= Stated goal =
Report only the number of lines that hold the word "建筑密度".

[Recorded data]
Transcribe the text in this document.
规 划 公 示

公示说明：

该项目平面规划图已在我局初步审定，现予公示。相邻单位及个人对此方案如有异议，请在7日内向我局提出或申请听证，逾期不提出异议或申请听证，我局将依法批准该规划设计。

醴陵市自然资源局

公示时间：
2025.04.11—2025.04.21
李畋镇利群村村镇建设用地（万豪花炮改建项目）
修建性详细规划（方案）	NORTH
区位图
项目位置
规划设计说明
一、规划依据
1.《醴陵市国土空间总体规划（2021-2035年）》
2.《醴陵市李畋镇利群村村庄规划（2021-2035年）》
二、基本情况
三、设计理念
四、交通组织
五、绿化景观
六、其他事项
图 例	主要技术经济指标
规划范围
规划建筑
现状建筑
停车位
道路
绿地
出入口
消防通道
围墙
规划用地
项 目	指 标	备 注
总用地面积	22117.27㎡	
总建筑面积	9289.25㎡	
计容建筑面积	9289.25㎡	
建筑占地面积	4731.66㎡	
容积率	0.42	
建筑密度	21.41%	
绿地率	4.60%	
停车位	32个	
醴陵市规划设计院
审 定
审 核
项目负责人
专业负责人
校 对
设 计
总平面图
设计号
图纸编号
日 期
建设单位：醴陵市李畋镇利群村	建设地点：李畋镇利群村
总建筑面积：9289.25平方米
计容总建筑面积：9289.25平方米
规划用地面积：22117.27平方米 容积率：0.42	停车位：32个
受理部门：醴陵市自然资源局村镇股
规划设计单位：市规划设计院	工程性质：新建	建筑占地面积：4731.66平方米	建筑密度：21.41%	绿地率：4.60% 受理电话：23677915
==
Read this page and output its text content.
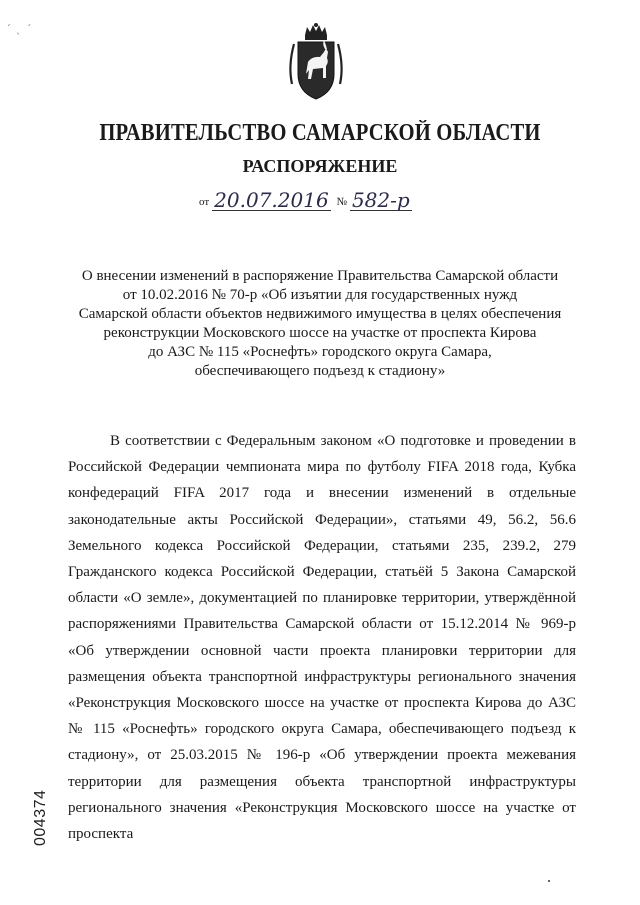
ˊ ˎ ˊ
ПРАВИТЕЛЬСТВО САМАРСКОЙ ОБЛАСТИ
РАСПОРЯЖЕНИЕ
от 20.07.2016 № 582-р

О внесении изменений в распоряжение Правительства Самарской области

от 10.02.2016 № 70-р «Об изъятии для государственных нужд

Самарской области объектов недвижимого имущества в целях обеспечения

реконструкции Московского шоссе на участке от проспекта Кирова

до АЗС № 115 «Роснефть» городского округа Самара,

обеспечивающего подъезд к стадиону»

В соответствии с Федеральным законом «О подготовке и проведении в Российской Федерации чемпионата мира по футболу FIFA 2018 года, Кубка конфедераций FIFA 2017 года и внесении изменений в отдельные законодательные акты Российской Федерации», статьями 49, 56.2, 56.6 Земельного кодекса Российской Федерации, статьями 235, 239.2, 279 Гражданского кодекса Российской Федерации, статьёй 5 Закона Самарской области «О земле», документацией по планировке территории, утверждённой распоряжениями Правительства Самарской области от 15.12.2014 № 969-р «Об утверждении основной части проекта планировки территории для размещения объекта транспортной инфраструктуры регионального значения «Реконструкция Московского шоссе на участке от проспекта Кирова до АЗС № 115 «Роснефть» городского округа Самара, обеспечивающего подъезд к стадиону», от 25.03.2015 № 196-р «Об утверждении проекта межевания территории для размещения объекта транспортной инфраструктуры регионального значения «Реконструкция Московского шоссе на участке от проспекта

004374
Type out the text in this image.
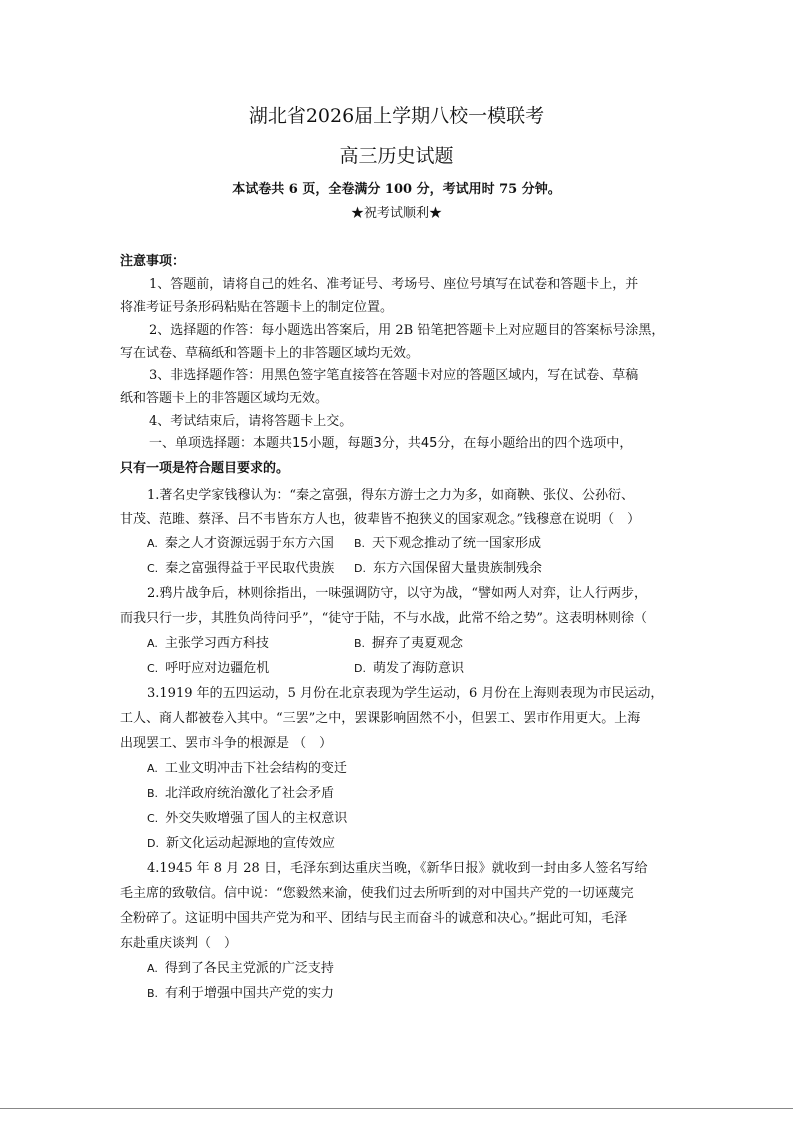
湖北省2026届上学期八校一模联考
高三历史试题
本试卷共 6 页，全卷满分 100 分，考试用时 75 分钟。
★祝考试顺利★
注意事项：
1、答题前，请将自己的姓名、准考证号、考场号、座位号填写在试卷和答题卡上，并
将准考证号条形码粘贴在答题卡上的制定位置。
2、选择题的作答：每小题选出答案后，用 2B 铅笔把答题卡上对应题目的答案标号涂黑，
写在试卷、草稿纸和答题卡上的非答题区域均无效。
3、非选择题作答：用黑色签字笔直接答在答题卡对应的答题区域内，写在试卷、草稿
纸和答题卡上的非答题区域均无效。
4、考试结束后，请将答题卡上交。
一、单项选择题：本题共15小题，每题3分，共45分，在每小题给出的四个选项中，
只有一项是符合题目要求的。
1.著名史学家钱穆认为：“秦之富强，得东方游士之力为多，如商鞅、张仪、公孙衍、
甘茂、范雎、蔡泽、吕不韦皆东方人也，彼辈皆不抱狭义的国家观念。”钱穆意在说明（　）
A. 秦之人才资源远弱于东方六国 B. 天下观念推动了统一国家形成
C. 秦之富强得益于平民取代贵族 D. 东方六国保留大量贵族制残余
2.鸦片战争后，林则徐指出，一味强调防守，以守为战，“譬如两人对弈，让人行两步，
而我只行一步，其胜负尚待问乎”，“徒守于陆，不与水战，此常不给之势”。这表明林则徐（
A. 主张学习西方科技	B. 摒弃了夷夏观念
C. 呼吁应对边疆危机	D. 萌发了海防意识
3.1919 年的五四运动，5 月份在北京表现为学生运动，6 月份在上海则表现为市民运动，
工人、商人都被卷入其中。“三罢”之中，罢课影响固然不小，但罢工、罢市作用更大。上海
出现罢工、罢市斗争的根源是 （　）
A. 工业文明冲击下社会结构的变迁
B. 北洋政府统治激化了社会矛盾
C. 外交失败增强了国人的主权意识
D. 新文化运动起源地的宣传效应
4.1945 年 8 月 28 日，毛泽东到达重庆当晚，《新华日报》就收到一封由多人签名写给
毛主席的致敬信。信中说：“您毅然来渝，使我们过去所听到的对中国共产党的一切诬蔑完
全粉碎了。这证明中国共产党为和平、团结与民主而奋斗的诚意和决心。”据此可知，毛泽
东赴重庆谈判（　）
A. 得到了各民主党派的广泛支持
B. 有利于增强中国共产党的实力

= Complete response =
2